• Input records:
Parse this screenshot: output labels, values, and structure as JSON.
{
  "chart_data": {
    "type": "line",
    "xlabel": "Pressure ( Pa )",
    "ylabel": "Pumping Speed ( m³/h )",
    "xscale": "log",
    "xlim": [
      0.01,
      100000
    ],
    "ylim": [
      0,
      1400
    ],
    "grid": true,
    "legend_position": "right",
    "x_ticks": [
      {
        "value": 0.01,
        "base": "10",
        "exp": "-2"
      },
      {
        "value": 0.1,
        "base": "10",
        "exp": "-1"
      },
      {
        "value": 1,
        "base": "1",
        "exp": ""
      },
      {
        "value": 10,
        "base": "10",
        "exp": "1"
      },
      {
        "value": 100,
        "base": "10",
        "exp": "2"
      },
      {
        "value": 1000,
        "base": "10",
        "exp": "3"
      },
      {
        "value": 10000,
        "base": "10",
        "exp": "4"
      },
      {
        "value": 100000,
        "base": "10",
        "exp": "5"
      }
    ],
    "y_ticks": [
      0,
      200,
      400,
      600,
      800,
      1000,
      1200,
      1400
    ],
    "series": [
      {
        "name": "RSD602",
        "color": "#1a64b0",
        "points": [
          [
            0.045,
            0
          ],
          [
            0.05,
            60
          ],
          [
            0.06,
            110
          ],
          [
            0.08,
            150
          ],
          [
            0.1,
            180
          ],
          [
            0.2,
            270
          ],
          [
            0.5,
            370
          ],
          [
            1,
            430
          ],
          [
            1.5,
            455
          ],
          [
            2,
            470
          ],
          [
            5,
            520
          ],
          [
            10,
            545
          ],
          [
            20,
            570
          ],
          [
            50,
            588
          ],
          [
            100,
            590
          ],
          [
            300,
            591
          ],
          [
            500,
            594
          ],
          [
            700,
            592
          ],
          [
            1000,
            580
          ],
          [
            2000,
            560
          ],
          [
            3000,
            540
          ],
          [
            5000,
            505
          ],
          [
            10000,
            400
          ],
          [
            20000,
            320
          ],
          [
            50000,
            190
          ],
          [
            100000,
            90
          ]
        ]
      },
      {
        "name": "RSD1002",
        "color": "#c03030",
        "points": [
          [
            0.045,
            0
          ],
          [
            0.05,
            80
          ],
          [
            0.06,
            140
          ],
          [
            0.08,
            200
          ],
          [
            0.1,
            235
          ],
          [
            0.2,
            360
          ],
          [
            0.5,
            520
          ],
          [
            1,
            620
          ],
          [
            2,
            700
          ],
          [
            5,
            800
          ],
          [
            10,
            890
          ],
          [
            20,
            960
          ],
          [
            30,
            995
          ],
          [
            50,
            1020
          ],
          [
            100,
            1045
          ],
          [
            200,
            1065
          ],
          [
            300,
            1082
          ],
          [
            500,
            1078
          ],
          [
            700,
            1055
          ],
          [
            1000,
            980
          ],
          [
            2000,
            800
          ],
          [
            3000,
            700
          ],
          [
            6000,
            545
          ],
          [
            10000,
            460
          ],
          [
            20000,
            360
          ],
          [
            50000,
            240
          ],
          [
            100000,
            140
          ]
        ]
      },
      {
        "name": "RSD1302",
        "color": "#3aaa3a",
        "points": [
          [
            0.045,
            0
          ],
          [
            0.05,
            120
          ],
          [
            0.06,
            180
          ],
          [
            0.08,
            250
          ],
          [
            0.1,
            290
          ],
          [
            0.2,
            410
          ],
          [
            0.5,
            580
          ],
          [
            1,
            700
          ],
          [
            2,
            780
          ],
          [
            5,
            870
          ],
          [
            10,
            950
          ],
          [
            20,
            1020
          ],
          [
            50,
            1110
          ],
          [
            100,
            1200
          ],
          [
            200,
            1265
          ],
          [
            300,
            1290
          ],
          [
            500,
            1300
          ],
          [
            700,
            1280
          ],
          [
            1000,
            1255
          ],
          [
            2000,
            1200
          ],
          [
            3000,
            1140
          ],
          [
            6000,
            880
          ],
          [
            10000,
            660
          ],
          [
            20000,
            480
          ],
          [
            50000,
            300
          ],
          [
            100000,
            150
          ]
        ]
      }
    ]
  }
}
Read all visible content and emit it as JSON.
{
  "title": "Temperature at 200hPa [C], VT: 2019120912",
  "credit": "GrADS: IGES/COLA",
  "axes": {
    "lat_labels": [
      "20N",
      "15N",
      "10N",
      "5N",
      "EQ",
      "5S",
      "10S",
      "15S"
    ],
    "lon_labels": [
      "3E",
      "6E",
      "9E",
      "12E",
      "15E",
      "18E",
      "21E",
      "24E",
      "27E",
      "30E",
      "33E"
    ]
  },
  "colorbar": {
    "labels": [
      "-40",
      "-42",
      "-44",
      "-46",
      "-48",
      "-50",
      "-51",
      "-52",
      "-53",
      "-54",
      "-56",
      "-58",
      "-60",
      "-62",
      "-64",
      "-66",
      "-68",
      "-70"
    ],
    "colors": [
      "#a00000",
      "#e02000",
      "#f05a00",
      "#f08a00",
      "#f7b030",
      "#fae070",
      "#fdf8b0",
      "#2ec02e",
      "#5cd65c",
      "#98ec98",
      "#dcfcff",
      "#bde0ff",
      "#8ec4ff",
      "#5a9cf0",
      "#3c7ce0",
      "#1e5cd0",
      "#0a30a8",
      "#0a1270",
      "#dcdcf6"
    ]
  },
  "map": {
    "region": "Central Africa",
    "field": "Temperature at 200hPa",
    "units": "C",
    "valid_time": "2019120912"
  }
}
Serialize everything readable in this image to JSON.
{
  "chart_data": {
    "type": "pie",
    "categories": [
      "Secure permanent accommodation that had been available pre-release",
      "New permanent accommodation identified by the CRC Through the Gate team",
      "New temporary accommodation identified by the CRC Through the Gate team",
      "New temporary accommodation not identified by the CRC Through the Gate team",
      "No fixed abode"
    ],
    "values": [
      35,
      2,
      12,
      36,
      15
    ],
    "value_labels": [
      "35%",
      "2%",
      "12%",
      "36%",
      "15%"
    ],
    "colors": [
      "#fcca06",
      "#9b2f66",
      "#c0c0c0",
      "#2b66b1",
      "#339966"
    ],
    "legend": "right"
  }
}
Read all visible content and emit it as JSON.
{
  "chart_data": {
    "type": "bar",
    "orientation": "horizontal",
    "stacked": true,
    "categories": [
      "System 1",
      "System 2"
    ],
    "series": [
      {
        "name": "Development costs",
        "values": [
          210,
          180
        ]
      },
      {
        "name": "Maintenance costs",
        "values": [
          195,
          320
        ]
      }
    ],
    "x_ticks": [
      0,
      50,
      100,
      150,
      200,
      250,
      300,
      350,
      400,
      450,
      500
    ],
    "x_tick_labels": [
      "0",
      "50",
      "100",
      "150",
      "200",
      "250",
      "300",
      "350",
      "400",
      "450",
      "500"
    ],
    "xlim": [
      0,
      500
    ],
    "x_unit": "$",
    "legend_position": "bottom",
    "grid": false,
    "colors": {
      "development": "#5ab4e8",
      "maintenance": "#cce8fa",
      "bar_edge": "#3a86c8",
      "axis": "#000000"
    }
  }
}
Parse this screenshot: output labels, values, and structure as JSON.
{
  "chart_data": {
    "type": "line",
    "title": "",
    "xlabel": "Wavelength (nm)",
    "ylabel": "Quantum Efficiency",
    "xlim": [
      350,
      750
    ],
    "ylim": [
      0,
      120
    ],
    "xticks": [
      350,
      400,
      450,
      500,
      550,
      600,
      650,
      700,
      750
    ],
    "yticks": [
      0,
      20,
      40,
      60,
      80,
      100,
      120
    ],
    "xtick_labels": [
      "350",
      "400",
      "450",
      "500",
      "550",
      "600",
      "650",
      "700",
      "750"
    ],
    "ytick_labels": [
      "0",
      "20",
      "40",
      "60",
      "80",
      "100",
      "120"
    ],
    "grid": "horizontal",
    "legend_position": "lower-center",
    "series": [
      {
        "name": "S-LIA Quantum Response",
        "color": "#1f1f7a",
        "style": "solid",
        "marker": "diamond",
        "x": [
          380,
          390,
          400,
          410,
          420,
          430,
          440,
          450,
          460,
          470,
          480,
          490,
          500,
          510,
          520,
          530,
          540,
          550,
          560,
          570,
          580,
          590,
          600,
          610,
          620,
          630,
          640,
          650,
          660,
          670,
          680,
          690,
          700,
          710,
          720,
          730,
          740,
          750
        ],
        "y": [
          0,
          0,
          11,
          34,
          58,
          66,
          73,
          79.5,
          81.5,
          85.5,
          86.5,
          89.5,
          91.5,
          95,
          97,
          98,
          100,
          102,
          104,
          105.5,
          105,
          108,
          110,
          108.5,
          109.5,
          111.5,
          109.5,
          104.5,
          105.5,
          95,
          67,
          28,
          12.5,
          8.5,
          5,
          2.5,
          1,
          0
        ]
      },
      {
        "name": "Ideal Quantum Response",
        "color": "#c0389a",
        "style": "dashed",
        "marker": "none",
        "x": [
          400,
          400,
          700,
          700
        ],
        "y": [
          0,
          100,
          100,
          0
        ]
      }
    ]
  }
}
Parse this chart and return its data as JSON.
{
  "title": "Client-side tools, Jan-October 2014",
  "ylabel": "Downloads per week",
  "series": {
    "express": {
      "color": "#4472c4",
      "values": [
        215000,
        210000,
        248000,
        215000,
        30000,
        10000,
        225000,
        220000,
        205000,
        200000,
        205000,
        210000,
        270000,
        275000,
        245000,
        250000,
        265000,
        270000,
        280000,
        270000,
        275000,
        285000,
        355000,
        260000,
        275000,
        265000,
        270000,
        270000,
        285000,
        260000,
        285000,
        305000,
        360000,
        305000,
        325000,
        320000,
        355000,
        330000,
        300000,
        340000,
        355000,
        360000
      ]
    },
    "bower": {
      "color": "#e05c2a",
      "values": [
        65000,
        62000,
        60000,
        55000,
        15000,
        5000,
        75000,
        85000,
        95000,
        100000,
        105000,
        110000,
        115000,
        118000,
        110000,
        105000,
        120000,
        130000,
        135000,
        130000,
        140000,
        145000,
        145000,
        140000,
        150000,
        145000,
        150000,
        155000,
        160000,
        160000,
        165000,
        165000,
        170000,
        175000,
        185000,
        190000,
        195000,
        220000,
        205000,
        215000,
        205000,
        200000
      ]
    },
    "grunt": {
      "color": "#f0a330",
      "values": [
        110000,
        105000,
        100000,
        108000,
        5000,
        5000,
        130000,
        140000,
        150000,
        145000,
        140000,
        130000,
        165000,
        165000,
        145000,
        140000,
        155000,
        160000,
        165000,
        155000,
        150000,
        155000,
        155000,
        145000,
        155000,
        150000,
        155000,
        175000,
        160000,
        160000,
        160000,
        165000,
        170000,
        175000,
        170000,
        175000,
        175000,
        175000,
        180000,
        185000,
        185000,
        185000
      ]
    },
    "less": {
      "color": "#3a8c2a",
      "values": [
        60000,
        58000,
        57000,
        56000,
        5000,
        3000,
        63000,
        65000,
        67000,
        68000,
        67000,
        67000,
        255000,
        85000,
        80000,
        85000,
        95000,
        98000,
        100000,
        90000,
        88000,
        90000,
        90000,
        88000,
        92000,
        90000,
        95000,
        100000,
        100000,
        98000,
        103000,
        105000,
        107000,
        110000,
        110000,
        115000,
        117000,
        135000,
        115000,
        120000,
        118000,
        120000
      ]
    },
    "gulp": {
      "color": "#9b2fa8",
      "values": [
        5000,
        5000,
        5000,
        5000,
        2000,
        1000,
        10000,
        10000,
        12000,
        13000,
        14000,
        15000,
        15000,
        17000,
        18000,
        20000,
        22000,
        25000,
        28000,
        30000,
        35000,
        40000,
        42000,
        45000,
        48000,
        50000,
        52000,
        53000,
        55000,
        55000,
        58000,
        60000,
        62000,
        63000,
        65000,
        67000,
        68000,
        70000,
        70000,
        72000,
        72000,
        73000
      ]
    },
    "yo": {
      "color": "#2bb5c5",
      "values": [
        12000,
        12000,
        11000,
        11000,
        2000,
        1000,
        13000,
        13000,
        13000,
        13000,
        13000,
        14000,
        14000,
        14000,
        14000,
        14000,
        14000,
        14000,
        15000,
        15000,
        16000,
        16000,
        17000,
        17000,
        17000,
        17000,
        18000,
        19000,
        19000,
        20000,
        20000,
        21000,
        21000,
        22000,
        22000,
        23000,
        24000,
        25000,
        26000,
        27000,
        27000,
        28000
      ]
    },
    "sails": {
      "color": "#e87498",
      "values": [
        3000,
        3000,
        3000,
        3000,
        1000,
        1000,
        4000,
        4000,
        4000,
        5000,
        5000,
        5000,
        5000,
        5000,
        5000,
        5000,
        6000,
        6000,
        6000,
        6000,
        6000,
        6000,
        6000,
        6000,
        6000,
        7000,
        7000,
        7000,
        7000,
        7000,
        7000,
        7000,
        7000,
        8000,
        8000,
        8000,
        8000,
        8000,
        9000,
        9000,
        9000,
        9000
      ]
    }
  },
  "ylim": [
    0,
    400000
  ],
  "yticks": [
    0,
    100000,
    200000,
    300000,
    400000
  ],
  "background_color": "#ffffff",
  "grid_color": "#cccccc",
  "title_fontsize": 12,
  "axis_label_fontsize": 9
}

• Directive: Gather each line of the listing that holds the string "Response".

• Solution for this problem:
        "name": "S-LIA Quantum Response",
        "name": "Ideal Quantum Response",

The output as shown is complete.